Directions =>
Each entry should be quoted word for word, including every mark of punctuation.

□ □ □

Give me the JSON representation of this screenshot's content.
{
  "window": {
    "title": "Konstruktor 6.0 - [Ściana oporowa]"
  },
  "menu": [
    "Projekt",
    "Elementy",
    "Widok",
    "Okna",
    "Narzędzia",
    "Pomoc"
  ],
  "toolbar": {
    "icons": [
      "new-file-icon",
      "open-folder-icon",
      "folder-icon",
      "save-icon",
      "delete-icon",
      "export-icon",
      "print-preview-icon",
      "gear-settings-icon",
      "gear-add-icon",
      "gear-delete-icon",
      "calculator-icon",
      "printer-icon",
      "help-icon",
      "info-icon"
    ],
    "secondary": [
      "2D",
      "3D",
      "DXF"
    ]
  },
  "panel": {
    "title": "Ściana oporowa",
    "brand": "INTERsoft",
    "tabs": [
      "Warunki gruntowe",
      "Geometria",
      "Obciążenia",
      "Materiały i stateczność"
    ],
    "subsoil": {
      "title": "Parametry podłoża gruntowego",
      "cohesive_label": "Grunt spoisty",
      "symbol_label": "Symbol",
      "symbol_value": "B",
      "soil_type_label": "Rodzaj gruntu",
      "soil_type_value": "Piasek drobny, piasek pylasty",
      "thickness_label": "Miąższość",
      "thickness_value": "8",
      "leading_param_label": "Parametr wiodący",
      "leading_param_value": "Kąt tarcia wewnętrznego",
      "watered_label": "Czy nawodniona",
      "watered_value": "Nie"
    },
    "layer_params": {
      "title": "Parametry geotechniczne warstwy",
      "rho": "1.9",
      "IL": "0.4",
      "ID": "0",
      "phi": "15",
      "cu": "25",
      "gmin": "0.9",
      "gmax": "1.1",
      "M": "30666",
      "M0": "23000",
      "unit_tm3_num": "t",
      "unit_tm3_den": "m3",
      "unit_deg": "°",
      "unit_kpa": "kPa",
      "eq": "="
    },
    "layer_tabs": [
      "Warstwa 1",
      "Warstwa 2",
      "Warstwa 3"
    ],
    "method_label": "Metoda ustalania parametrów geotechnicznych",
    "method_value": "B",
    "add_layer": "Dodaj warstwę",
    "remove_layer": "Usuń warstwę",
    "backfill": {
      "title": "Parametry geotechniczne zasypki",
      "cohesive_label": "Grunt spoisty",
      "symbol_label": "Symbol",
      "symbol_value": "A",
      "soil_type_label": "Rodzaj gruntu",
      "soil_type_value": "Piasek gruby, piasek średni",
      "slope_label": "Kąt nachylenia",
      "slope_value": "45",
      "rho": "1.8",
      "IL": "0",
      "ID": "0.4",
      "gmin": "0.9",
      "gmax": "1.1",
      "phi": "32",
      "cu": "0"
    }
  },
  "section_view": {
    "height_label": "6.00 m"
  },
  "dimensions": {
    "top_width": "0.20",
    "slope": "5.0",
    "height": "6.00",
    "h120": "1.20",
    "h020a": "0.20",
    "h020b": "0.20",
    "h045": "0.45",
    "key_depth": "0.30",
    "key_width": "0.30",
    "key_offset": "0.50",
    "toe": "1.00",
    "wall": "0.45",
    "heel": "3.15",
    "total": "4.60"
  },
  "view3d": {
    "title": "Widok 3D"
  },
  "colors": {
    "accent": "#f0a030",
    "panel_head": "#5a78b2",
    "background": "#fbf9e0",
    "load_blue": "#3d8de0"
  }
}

□ □ □

Solution to this task =>
Give me the JSON representation of this screenshot's content.
{
  "window": {
    "title": "Konstruktor 6.0 - [Ściana oporowa]"
  },
  "menu": [
    "Projekt",
    "Elementy",
    "Widok",
    "Okna",
    "Narzędzia",
    "Pomoc"
  ],
  "toolbar": {
    "icons": [
      "new-file-icon",
      "open-folder-icon",
      "folder-icon",
      "save-icon",
      "delete-icon",
      "export-icon",
      "print-preview-icon",
      "gear-settings-icon",
      "gear-add-icon",
      "gear-delete-icon",
      "calculator-icon",
      "printer-icon",
      "help-icon",
      "info-icon"
    ],
    "secondary": [
      "2D",
      "3D",
      "DXF"
    ]
  },
  "panel": {
    "title": "Ściana oporowa",
    "brand": "INTERsoft",
    "tabs": [
      "Warunki gruntowe",
      "Geometria",
      "Obciążenia",
      "Materiały i stateczność"
    ],
    "subsoil": {
      "title": "Parametry podłoża gruntowego",
      "cohesive_label": "Grunt spoisty",
      "symbol_label": "Symbol",
      "symbol_value": "B",
      "soil_type_label": "Rodzaj gruntu",
      "soil_type_value": "Piasek drobny, piasek pylasty",
      "thickness_label": "Miąższość",
      "thickness_value": "8",
      "leading_param_label": "Parametr wiodący",
      "leading_param_value": "Kąt tarcia wewnętrznego",
      "watered_label": "Czy nawodniona",
      "watered_value": "Nie"
    },
    "layer_params": {
      "title": "Parametry geotechniczne warstwy",
      "rho": "1.9",
      "IL": "0.4",
      "ID": "0",
      "phi": "15",
      "cu": "25",
      "gmin": "0.9",
      "gmax": "1.1",
      "M": "30666",
      "M0": "23000",
      "unit_tm3_num": "t",
      "unit_tm3_den": "m3",
      "unit_deg": "°",
      "unit_kpa": "kPa",
      "eq": "="
    },
    "layer_tabs": [
      "Warstwa 1",
      "Warstwa 2",
      "Warstwa 3"
    ],
    "method_label": "Metoda ustalania parametrów geotechnicznych",
    "method_value": "B",
    "add_layer": "Dodaj warstwę",
    "remove_layer": "Usuń warstwę",
    "backfill": {
      "title": "Parametry geotechniczne zasypki",
      "cohesive_label": "Grunt spoisty",
      "symbol_label": "Symbol",
      "symbol_value": "A",
      "soil_type_label": "Rodzaj gruntu",
      "soil_type_value": "Piasek gruby, piasek średni",
      "slope_label": "Kąt nachylenia",
      "slope_value": "45",
      "rho": "1.8",
      "IL": "0",
      "ID": "0.4",
      "gmin": "0.9",
      "gmax": "1.1",
      "phi": "32",
      "cu": "0"
    }
  },
  "section_view": {
    "height_label": "6.00 m"
  },
  "dimensions": {
    "top_width": "0.20",
    "slope": "5.0",
    "height": "6.00",
    "h120": "1.20",
    "h020a": "0.20",
    "h020b": "0.20",
    "h045": "0.45",
    "key_depth": "0.30",
    "key_width": "0.30",
    "key_offset": "0.50",
    "toe": "1.00",
    "wall": "0.45",
    "heel": "3.15",
    "total": "4.60"
  },
  "view3d": {
    "title": "Widok 3D"
  },
  "colors": {
    "accent": "#f0a030",
    "panel_head": "#5a78b2",
    "background": "#fbf9e0",
    "load_blue": "#3d8de0"
  }
}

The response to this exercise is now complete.